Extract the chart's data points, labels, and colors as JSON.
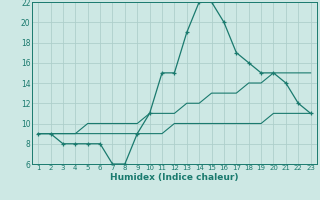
{
  "xlabel": "Humidex (Indice chaleur)",
  "x_values": [
    1,
    2,
    3,
    4,
    5,
    6,
    7,
    8,
    9,
    10,
    11,
    12,
    13,
    14,
    15,
    16,
    17,
    18,
    19,
    20,
    21,
    22,
    23
  ],
  "main_line": [
    9,
    9,
    8,
    8,
    8,
    8,
    6,
    6,
    9,
    11,
    15,
    15,
    19,
    22,
    22,
    20,
    17,
    16,
    15,
    15,
    14,
    12,
    11
  ],
  "upper_line": [
    9,
    9,
    9,
    9,
    10,
    10,
    10,
    10,
    10,
    11,
    11,
    11,
    12,
    12,
    13,
    13,
    13,
    14,
    14,
    15,
    15,
    15,
    15
  ],
  "lower_line": [
    9,
    9,
    9,
    9,
    9,
    9,
    9,
    9,
    9,
    9,
    9,
    10,
    10,
    10,
    10,
    10,
    10,
    10,
    10,
    11,
    11,
    11,
    11
  ],
  "line_color": "#1a7a6e",
  "bg_color": "#cde8e4",
  "grid_color": "#aecfcb",
  "ylim": [
    6,
    22
  ],
  "yticks": [
    6,
    8,
    10,
    12,
    14,
    16,
    18,
    20,
    22
  ],
  "xticks": [
    1,
    2,
    3,
    4,
    5,
    6,
    7,
    8,
    9,
    10,
    11,
    12,
    13,
    14,
    15,
    16,
    17,
    18,
    19,
    20,
    21,
    22,
    23
  ]
}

•••••

TASK OBJECTIVE> Leave out the pictures and return every record word for word.

OUTPUT>
Extract the chart's data points, labels, and colors as JSON.
{
  "xlabel": "Humidex (Indice chaleur)",
  "x_values": [
    1,
    2,
    3,
    4,
    5,
    6,
    7,
    8,
    9,
    10,
    11,
    12,
    13,
    14,
    15,
    16,
    17,
    18,
    19,
    20,
    21,
    22,
    23
  ],
  "main_line": [
    9,
    9,
    8,
    8,
    8,
    8,
    6,
    6,
    9,
    11,
    15,
    15,
    19,
    22,
    22,
    20,
    17,
    16,
    15,
    15,
    14,
    12,
    11
  ],
  "upper_line": [
    9,
    9,
    9,
    9,
    10,
    10,
    10,
    10,
    10,
    11,
    11,
    11,
    12,
    12,
    13,
    13,
    13,
    14,
    14,
    15,
    15,
    15,
    15
  ],
  "lower_line": [
    9,
    9,
    9,
    9,
    9,
    9,
    9,
    9,
    9,
    9,
    9,
    10,
    10,
    10,
    10,
    10,
    10,
    10,
    10,
    11,
    11,
    11,
    11
  ],
  "line_color": "#1a7a6e",
  "bg_color": "#cde8e4",
  "grid_color": "#aecfcb",
  "ylim": [
    6,
    22
  ],
  "yticks": [
    6,
    8,
    10,
    12,
    14,
    16,
    18,
    20,
    22
  ],
  "xticks": [
    1,
    2,
    3,
    4,
    5,
    6,
    7,
    8,
    9,
    10,
    11,
    12,
    13,
    14,
    15,
    16,
    17,
    18,
    19,
    20,
    21,
    22,
    23
  ]
}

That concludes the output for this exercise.